▶ TASK STATEMENT
Work through the data and report how many lines include the string "Cigány", giving the number alone.

▶ TASK INPUTS
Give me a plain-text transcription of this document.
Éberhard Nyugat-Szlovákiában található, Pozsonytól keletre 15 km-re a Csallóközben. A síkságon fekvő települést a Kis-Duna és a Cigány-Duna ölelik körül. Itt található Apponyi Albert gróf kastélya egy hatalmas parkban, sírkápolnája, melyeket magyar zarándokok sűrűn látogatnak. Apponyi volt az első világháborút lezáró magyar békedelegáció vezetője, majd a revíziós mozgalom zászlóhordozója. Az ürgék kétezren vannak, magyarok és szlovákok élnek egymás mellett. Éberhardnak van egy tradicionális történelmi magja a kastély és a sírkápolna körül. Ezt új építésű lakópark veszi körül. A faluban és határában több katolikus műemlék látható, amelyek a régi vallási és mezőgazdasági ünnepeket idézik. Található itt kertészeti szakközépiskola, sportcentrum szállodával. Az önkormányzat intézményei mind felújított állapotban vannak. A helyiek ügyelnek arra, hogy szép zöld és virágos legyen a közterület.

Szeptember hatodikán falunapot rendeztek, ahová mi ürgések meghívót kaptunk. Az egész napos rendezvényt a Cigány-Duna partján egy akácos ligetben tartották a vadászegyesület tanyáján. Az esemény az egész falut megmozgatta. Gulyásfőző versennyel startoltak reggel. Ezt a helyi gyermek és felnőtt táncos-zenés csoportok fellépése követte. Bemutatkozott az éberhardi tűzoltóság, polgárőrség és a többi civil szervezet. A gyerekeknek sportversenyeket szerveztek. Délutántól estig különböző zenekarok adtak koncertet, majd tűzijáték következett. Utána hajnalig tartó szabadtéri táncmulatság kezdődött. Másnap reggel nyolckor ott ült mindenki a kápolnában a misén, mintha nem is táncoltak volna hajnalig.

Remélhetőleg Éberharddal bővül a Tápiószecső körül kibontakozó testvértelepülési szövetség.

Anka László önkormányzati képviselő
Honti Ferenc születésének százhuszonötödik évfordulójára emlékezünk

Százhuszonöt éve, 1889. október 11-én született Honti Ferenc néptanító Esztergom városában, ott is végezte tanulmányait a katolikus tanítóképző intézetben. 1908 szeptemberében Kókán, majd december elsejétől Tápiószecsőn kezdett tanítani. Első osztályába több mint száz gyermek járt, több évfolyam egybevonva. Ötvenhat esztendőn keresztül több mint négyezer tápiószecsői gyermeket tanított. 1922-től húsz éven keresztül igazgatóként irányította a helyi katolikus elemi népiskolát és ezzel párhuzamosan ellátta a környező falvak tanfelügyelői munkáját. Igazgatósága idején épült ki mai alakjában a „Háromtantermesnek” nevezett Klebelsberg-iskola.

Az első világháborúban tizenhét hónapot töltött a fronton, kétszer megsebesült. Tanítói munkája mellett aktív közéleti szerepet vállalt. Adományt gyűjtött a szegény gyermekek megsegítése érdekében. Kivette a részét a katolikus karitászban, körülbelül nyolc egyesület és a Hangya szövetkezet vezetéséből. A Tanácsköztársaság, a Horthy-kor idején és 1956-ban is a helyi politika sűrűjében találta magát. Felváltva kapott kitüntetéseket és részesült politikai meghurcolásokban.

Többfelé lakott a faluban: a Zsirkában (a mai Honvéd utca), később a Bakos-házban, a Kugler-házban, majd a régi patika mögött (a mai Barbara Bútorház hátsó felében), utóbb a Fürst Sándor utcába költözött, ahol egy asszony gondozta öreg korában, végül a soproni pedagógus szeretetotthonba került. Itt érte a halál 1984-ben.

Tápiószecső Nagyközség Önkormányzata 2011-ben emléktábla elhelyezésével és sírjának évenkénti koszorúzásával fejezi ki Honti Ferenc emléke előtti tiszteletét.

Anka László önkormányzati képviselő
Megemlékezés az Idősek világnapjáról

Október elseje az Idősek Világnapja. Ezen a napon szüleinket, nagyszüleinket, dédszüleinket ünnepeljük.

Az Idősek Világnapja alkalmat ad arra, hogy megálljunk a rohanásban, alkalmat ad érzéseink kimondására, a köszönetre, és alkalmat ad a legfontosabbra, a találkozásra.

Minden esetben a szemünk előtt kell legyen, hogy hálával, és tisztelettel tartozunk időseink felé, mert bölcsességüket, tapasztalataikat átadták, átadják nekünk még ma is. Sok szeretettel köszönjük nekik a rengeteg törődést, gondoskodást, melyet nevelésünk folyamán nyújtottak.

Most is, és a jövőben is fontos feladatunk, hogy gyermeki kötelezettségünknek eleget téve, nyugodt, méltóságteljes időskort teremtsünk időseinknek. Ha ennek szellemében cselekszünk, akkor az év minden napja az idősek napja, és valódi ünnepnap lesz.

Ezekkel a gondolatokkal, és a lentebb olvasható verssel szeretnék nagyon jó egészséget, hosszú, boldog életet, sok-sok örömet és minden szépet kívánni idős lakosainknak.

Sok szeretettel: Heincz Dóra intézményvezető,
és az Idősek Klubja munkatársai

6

▶ RESULT
2